====== Data

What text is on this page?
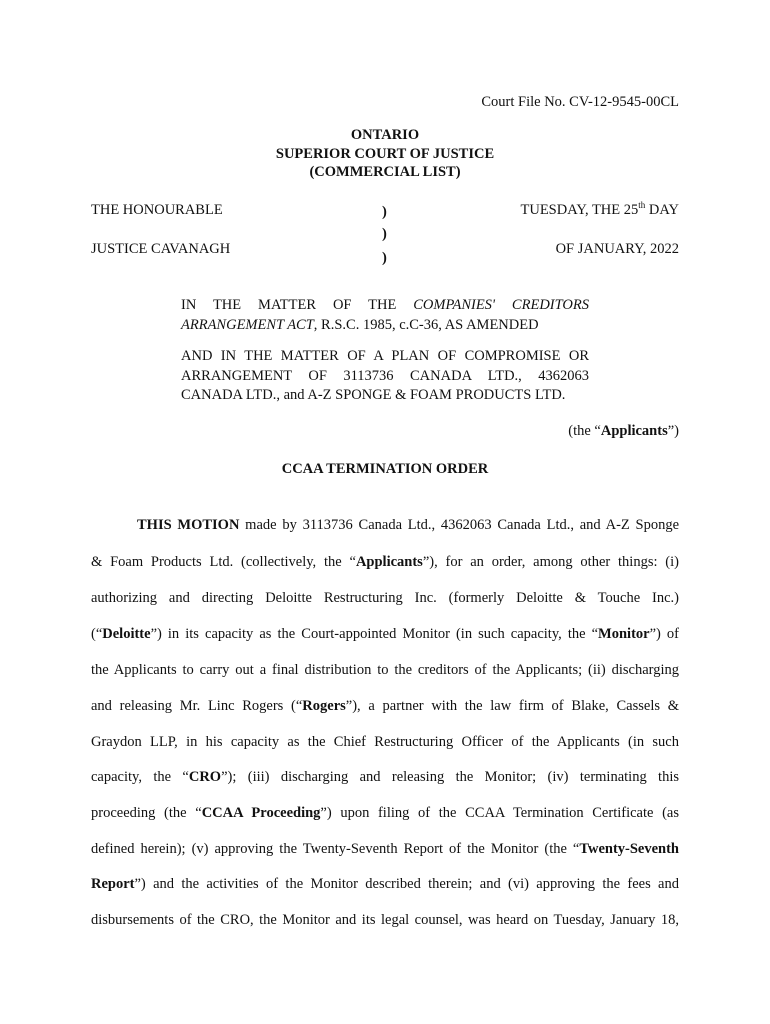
Court File No. CV-12-9545-00CL
ONTARIO
SUPERIOR COURT OF JUSTICE
(COMMERCIAL LIST)
THE HONOURABLE
JUSTICE CAVANAGH
)
)
)
TUESDAY, THE 25th DAY
OF JANUARY, 2022
IN THE MATTER OF THE COMPANIES' CREDITORS ARRANGEMENT ACT, R.S.C. 1985, c.C-36, AS AMENDED
AND IN THE MATTER OF A PLAN OF COMPROMISE OR ARRANGEMENT OF 3113736 CANADA LTD., 4362063 CANADA LTD., and A-Z SPONGE & FOAM PRODUCTS LTD.
(the “Applicants”)
CCAA TERMINATION ORDER
THIS MOTION made by 3113736 Canada Ltd., 4362063 Canada Ltd., and A-Z Sponge
& Foam Products Ltd. (collectively, the “Applicants”), for an order, among other things: (i)
authorizing and directing Deloitte Restructuring Inc. (formerly Deloitte & Touche Inc.)
(“Deloitte”) in its capacity as the Court-appointed Monitor (in such capacity, the “Monitor”) of
the Applicants to carry out a final distribution to the creditors of the Applicants; (ii) discharging
and releasing Mr. Linc Rogers (“Rogers”), a partner with the law firm of Blake, Cassels &
Graydon LLP, in his capacity as the Chief Restructuring Officer of the Applicants (in such
capacity, the “CRO”); (iii) discharging and releasing the Monitor; (iv) terminating this
proceeding (the “CCAA Proceeding”) upon filing of the CCAA Termination Certificate (as
defined herein); (v) approving the Twenty-Seventh Report of the Monitor (the “Twenty-Seventh
Report”) and the activities of the Monitor described therein; and (vi) approving the fees and
disbursements of the CRO, the Monitor and its legal counsel, was heard on Tuesday, January 18,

============

**What you are asked to do**
Search the records above for the string "discharging". Copy every line that contains it.

**Solution to this task**
the Applicants to carry out a final distribution to the creditors of the Applicants; (ii) discharging
capacity, the “CRO”); (iii) discharging and releasing the Monitor; (iv) terminating this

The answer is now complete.